Collected data entries:

________________

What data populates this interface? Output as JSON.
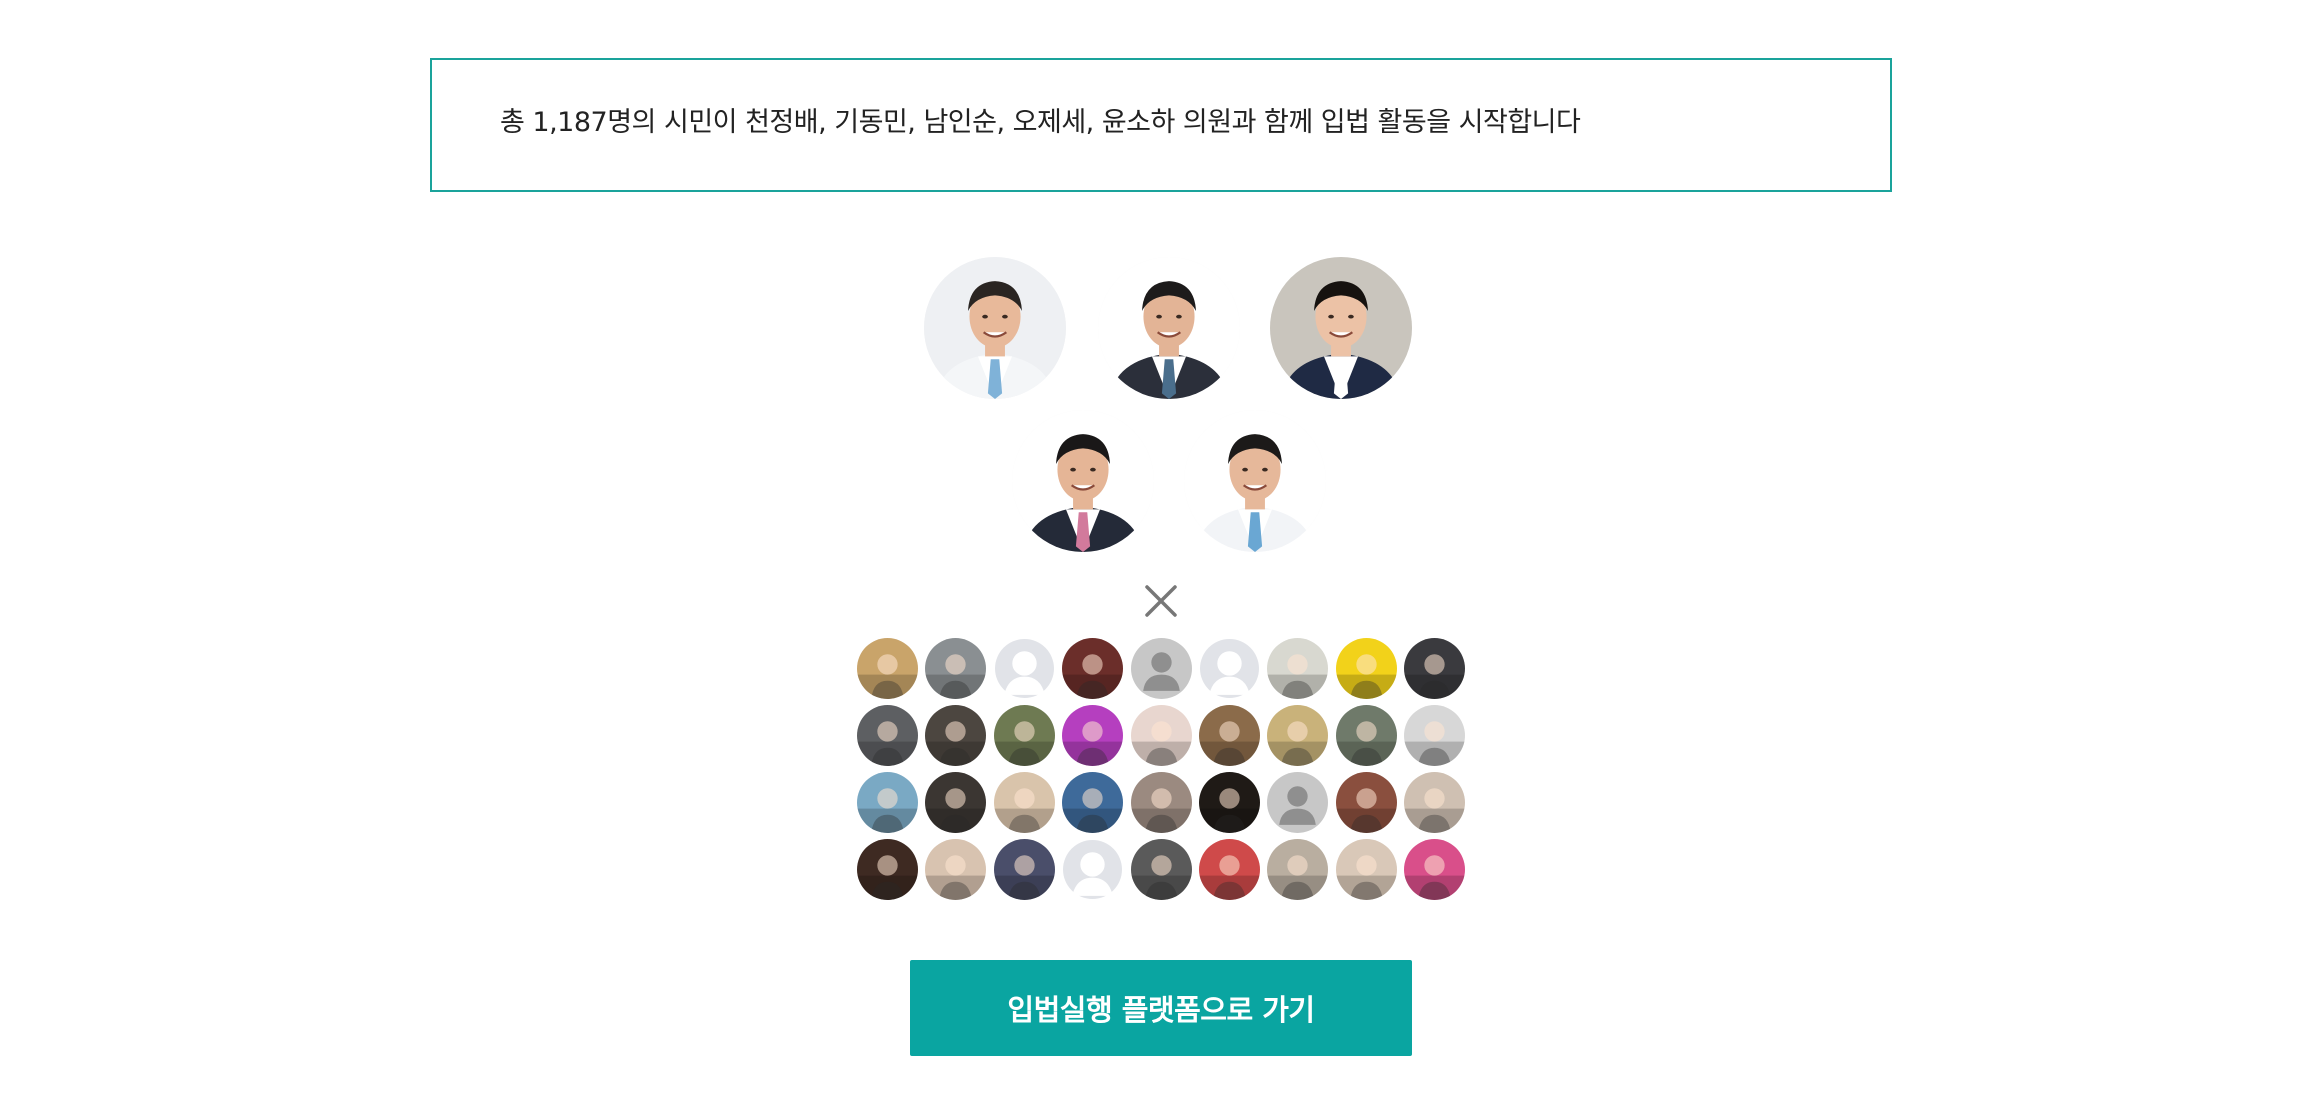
{
  "summary": {
    "text": "총 1,187명의 시민이 천정배, 기동민, 남인순, 오제세, 윤소하 의원과 함께 입법 활동을 시작합니다"
  },
  "accent_color": "#0aa5a1",
  "legislators": [
    {
      "id": "legislator-1",
      "bg": "#eef0f3",
      "suit": "#f4f6f8",
      "tie": "#7fb2d8",
      "hair": "#2a2522",
      "skin": "#e8b99a"
    },
    {
      "id": "legislator-2",
      "bg": "#ffffff",
      "suit": "#2b2f3a",
      "tie": "#4a6e8c",
      "hair": "#1d1b1b",
      "skin": "#e3b496"
    },
    {
      "id": "legislator-3",
      "bg": "#c9c5bd",
      "suit": "#1f2a44",
      "tie": "#ffffff",
      "hair": "#16120f",
      "skin": "#ecc2a6"
    },
    {
      "id": "legislator-4",
      "bg": "#ffffff",
      "suit": "#242a38",
      "tie": "#d27a9c",
      "hair": "#1a1818",
      "skin": "#e5b596"
    },
    {
      "id": "legislator-5",
      "bg": "#ffffff",
      "suit": "#f2f4f7",
      "tie": "#6aa7d3",
      "hair": "#1c1a19",
      "skin": "#e6b89a"
    }
  ],
  "times_icon": "times-icon",
  "citizens": [
    "#c9a46a",
    "#8a8f92",
    "#dfe1e5",
    "#6b2e2a",
    "#b5b5b5",
    "#e3e3e6",
    "#d8d8d0",
    "#f2d21a",
    "#3a3a3e",
    "#5d5f62",
    "#4c4640",
    "#6e7a52",
    "#b53fbf",
    "#e8d6cf",
    "#8b6b4a",
    "#c9b27a",
    "#6f7a6a",
    "#d7d7d7",
    "#7aa9c4",
    "#3b3632",
    "#d9c4ab",
    "#3e6a9a",
    "#9b8a80",
    "#1f1a16",
    "#b7b7b7",
    "#8a4f3e",
    "#cfc0b2",
    "#3e2a22",
    "#d8c3b0",
    "#4a4e6a",
    "#dfe1e5",
    "#5a5a5a",
    "#cf4a4a",
    "#b9aea0",
    "#d9c8b8",
    "#d94f8a"
  ],
  "citizen_placeholders": [
    2,
    5,
    30
  ],
  "citizen_person_icons": [
    4,
    24
  ],
  "cta": {
    "label": "입법실행 플랫폼으로 가기"
  }
}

________________

Exercise directions: Return the listing above word for word, with the pictures removed.

Task result:
What data populates this interface? Output as JSON.
{
  "summary": {
    "text": "총 1,187명의 시민이 천정배, 기동민, 남인순, 오제세, 윤소하 의원과 함께 입법 활동을 시작합니다"
  },
  "accent_color": "#0aa5a1",
  "legislators": [
    {
      "id": "legislator-1",
      "bg": "#eef0f3",
      "suit": "#f4f6f8",
      "tie": "#7fb2d8",
      "hair": "#2a2522",
      "skin": "#e8b99a"
    },
    {
      "id": "legislator-2",
      "bg": "#ffffff",
      "suit": "#2b2f3a",
      "tie": "#4a6e8c",
      "hair": "#1d1b1b",
      "skin": "#e3b496"
    },
    {
      "id": "legislator-3",
      "bg": "#c9c5bd",
      "suit": "#1f2a44",
      "tie": "#ffffff",
      "hair": "#16120f",
      "skin": "#ecc2a6"
    },
    {
      "id": "legislator-4",
      "bg": "#ffffff",
      "suit": "#242a38",
      "tie": "#d27a9c",
      "hair": "#1a1818",
      "skin": "#e5b596"
    },
    {
      "id": "legislator-5",
      "bg": "#ffffff",
      "suit": "#f2f4f7",
      "tie": "#6aa7d3",
      "hair": "#1c1a19",
      "skin": "#e6b89a"
    }
  ],
  "times_icon": "times-icon",
  "citizens": [
    "#c9a46a",
    "#8a8f92",
    "#dfe1e5",
    "#6b2e2a",
    "#b5b5b5",
    "#e3e3e6",
    "#d8d8d0",
    "#f2d21a",
    "#3a3a3e",
    "#5d5f62",
    "#4c4640",
    "#6e7a52",
    "#b53fbf",
    "#e8d6cf",
    "#8b6b4a",
    "#c9b27a",
    "#6f7a6a",
    "#d7d7d7",
    "#7aa9c4",
    "#3b3632",
    "#d9c4ab",
    "#3e6a9a",
    "#9b8a80",
    "#1f1a16",
    "#b7b7b7",
    "#8a4f3e",
    "#cfc0b2",
    "#3e2a22",
    "#d8c3b0",
    "#4a4e6a",
    "#dfe1e5",
    "#5a5a5a",
    "#cf4a4a",
    "#b9aea0",
    "#d9c8b8",
    "#d94f8a"
  ],
  "citizen_placeholders": [
    2,
    5,
    30
  ],
  "citizen_person_icons": [
    4,
    24
  ],
  "cta": {
    "label": "입법실행 플랫폼으로 가기"
  }
}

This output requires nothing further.